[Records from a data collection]
-- START --

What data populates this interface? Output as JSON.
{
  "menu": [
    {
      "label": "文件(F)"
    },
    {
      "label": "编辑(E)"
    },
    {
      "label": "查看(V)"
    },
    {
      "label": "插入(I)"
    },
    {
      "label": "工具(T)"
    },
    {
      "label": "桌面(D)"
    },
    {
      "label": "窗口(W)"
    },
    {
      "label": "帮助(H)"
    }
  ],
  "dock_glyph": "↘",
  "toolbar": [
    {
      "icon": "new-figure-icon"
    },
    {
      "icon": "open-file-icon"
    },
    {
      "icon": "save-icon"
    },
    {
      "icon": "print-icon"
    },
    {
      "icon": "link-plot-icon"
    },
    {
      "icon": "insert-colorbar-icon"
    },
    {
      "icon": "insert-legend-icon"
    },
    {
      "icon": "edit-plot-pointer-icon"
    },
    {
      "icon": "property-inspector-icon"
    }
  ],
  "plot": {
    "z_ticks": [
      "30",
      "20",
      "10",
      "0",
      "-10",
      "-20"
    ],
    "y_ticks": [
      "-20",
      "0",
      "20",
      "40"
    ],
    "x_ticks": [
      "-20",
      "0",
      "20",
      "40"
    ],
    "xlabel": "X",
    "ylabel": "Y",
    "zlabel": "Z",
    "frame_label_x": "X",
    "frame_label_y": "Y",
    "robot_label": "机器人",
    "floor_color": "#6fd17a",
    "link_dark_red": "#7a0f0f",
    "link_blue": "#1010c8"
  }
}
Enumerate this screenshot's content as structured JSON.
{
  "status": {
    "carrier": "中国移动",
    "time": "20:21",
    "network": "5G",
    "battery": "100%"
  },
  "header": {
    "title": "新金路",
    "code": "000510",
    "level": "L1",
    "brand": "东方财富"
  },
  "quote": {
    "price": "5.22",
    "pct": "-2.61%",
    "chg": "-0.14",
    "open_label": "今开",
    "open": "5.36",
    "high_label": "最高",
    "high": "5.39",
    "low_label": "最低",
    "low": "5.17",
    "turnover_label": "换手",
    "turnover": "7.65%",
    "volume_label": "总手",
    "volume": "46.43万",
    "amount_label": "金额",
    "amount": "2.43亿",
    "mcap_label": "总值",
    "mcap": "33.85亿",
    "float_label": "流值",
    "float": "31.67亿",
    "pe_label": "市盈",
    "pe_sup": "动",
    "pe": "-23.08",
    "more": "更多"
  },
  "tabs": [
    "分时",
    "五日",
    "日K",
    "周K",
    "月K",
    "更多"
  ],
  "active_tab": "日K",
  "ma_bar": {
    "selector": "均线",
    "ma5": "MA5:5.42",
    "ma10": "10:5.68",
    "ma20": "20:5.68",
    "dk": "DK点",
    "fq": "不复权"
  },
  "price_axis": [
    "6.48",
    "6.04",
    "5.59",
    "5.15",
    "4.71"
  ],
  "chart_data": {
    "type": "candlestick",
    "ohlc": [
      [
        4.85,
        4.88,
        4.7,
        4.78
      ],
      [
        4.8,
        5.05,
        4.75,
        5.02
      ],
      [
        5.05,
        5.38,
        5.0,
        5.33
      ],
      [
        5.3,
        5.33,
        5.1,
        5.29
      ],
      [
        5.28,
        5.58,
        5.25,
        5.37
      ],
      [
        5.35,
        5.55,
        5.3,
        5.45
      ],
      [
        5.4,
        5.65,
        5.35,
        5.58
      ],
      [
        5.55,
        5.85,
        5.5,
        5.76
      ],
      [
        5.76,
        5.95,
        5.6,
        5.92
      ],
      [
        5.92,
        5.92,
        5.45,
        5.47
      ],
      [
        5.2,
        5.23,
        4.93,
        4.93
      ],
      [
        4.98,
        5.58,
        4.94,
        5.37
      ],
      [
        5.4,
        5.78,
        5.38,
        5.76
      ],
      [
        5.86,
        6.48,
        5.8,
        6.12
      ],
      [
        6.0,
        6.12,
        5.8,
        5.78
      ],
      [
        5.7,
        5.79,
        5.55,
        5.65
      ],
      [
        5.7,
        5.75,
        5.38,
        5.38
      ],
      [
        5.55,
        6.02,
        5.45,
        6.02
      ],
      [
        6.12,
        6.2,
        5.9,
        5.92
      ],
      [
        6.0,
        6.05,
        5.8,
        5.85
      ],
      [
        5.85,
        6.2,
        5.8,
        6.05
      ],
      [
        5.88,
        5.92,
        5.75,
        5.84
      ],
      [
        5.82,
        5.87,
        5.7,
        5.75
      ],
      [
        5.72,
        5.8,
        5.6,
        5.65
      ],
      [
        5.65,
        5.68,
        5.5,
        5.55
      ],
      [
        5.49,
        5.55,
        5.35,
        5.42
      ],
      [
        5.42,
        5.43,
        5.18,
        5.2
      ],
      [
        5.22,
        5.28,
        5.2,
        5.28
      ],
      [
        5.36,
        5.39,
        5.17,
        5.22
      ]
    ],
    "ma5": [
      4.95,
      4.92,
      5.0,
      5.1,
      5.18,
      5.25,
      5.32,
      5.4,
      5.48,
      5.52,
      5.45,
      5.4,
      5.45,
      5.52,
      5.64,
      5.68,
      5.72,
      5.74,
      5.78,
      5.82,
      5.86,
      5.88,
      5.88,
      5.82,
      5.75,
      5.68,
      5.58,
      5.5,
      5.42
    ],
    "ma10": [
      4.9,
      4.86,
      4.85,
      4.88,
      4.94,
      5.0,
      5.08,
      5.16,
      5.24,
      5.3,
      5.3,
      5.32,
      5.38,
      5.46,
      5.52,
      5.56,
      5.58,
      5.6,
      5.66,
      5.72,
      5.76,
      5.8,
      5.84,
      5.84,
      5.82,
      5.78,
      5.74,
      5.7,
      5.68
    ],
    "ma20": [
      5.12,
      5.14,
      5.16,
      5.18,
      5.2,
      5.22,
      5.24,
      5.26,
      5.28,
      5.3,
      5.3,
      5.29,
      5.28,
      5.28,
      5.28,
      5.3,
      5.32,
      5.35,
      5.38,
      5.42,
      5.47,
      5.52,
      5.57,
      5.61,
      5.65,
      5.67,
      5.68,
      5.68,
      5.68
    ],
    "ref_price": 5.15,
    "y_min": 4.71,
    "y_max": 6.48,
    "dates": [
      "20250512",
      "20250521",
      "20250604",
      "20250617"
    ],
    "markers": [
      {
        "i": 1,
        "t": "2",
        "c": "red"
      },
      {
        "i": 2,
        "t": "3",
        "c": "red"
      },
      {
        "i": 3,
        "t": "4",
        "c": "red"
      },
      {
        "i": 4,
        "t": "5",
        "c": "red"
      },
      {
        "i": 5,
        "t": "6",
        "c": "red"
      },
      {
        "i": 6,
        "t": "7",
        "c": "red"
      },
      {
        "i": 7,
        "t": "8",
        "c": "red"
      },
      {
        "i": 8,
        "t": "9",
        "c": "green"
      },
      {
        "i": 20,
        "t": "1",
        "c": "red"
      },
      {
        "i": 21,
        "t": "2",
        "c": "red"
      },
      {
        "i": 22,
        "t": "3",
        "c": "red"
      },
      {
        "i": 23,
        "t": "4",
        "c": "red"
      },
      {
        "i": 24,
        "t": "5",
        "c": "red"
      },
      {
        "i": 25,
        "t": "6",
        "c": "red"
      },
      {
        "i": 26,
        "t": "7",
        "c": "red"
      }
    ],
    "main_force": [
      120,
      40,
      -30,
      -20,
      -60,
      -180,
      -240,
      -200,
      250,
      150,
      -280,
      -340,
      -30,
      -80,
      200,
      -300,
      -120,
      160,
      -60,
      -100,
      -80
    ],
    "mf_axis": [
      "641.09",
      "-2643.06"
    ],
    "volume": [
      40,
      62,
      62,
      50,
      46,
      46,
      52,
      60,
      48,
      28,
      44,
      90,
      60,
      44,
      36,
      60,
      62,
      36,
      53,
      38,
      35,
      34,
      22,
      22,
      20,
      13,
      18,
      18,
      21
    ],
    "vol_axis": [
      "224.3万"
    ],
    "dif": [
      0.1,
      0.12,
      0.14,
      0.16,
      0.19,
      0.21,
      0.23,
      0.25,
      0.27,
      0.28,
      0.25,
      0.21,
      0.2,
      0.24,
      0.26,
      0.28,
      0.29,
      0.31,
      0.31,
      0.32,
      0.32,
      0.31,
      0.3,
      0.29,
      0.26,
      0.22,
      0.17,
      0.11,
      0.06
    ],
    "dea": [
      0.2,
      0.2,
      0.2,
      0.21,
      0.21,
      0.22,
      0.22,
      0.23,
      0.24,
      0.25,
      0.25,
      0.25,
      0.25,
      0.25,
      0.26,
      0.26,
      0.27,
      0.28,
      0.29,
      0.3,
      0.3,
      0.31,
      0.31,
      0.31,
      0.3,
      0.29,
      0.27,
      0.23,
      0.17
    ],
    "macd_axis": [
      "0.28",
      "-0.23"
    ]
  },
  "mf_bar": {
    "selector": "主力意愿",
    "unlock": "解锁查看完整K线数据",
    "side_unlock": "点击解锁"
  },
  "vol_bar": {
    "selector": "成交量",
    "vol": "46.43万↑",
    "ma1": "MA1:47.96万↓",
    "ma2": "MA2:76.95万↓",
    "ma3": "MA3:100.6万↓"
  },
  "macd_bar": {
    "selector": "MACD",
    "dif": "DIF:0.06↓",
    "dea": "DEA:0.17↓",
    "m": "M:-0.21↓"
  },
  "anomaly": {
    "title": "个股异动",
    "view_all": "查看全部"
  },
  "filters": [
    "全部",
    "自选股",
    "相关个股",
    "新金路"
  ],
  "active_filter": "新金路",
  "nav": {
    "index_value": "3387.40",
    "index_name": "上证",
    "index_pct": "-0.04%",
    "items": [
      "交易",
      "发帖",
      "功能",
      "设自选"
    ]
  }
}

-- END --

[Task to carry out]
Show each line in the entries that holds the string "selector".

[Task output]
    "selector": "均线",
    "selector": "主力意愿",
    "selector": "成交量",
    "selector": "MACD",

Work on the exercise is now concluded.